→ **Records for the exercise**
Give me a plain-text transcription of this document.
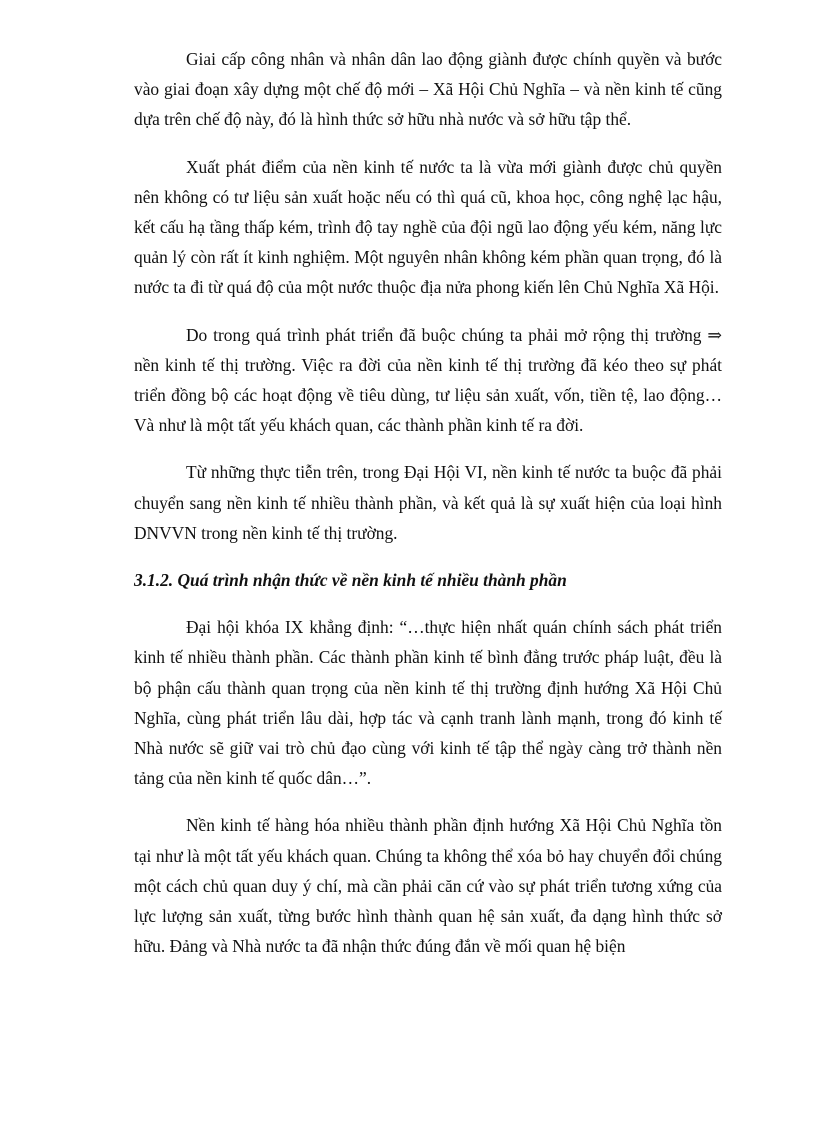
Giai cấp công nhân và nhân dân lao động giành được chính quyền và bước vào giai đoạn xây dựng một chế độ mới – Xã Hội Chủ Nghĩa – và nền kinh tế cũng dựa trên chế độ này, đó là hình thức sở hữu nhà nước và sở hữu tập thể.

Xuất phát điểm của nền kinh tế nước ta là vừa mới giành được chủ quyền nên không có tư liệu sản xuất hoặc nếu có thì quá cũ, khoa học, công nghệ lạc hậu, kết cấu hạ tầng thấp kém, trình độ tay nghề của đội ngũ lao động yếu kém, năng lực quản lý còn rất ít kinh nghiệm. Một nguyên nhân không kém phần quan trọng, đó là nước ta đi từ quá độ của một nước thuộc địa nửa phong kiến lên Chủ Nghĩa Xã Hội.

Do trong quá trình phát triển đã buộc chúng ta phải mở rộng thị trường ⇒ nền kinh tế thị trường. Việc ra đời của nền kinh tế thị trường đã kéo theo sự phát triển đồng bộ các hoạt động về tiêu dùng, tư liệu sản xuất, vốn, tiền tệ, lao động… Và như là một tất yếu khách quan, các thành phần kinh tế ra đời.

Từ những thực tiễn trên, trong Đại Hội VI, nền kinh tế nước ta buộc đã phải chuyển sang nền kinh tế nhiều thành phần, và kết quả là sự xuất hiện của loại hình DNVVN trong nền kinh tế thị trường.

3.1.2. Quá trình nhận thức về nền kinh tế nhiều thành phần

Đại hội khóa IX khẳng định: “…thực hiện nhất quán chính sách phát triển kinh tế nhiều thành phần. Các thành phần kinh tế bình đẳng trước pháp luật, đều là bộ phận cấu thành quan trọng của nền kinh tế thị trường định hướng Xã Hội Chủ Nghĩa, cùng phát triển lâu dài, hợp tác và cạnh tranh lành mạnh, trong đó kinh tế Nhà nước sẽ giữ vai trò chủ đạo cùng với kinh tế tập thể ngày càng trở thành nền tảng của nền kinh tế quốc dân…”.

Nền kinh tế hàng hóa nhiều thành phần định hướng Xã Hội Chủ Nghĩa tồn tại như là một tất yếu khách quan. Chúng ta không thể xóa bỏ hay chuyển đổi chúng một cách chủ quan duy ý chí, mà cần phải căn cứ vào sự phát triển tương xứng của lực lượng sản xuất, từng bước hình thành quan hệ sản xuất, đa dạng hình thức sở hữu. Đảng và Nhà nước ta đã nhận thức đúng đắn về mối quan hệ biện
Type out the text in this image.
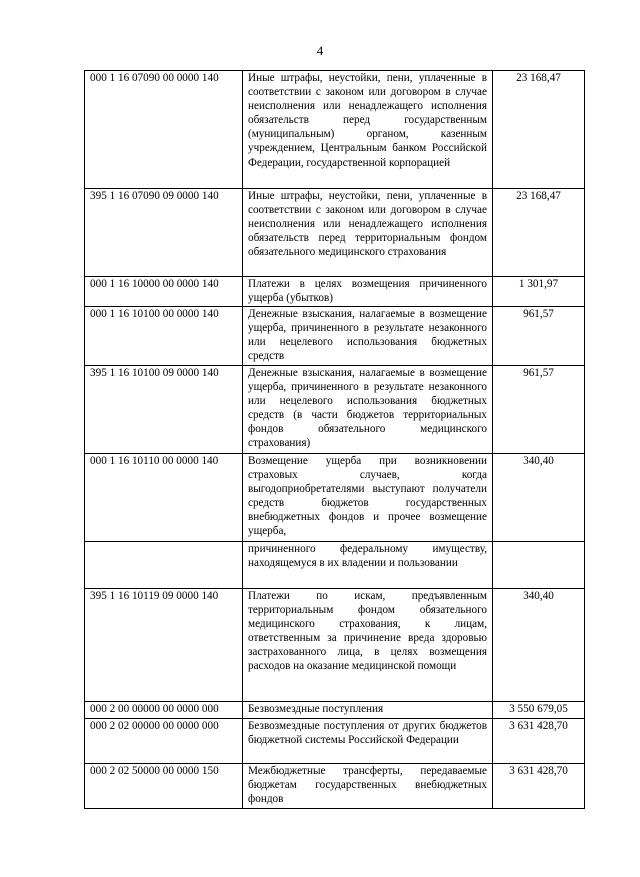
4
000 1 16 07090 00 0000 140	Иные штрафы, неустойки, пени, уплаченные в соответствии с законом или договором в случае неисполнения или ненадлежащего исполнения обязательств перед государственным (муниципальным) органом, казенным учреждением, Центральным банком Российской Федерации, государственной корпорацией	23 168,47
395 1 16 07090 09 0000 140	Иные штрафы, неустойки, пени, уплаченные в соответствии с законом или договором в случае неисполнения или ненадлежащего исполнения обязательств перед территориальным фондом обязательного медицинского страхования	23 168,47
000 1 16 10000 00 0000 140	Платежи в целях возмещения причиненного ущерба (убытков)	1 301,97
000 1 16 10100 00 0000 140	Денежные взыскания, налагаемые в возмещение ущерба, причиненного в результате незаконного или нецелевого использования бюджетных средств	961,57
395 1 16 10100 09 0000 140	Денежные взыскания, налагаемые в возмещение ущерба, причиненного в результате незаконного или нецелевого использования бюджетных средств (в части бюджетов территориальных фондов обязательного медицинского страхования)	961,57
000 1 16 10110 00 0000 140	Возмещение ущерба при возникновении страховых случаев, когда выгодоприобретателями выступают получатели средств бюджетов государственных внебюджетных фондов и прочее возмещение ущерба,	340,40
	причиненного федеральному имуществу, находящемуся в их владении и пользовании	
395 1 16 10119 09 0000 140	Платежи по искам, предъявленным территориальным фондом обязательного медицинского страхования, к лицам, ответственным за причинение вреда здоровью застрахованного лица, в целях возмещения расходов на оказание медицинской помощи	340,40
000 2 00 00000 00 0000 000	Безвозмездные поступления	3 550 679,05
000 2 02 00000 00 0000 000	Безвозмездные поступления от других бюджетов бюджетной системы Российской Федерации	3 631 428,70
000 2 02 50000 00 0000 150	Межбюджетные трансферты, передаваемые бюджетам государственных внебюджетных фондов	3 631 428,70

→ **Task directions**
From the listing above, copy out each line where the word "внебюджетных" appears.

→ **Exercise output**
000 1 16 10110 00 0000 140	Возмещение ущерба при возникновении страховых случаев, когда выгодоприобретателями выступают получатели средств бюджетов государственных внебюджетных фондов и прочее возмещение ущерба,	340,40
000 2 02 50000 00 0000 150	Межбюджетные трансферты, передаваемые бюджетам государственных внебюджетных фондов	3 631 428,70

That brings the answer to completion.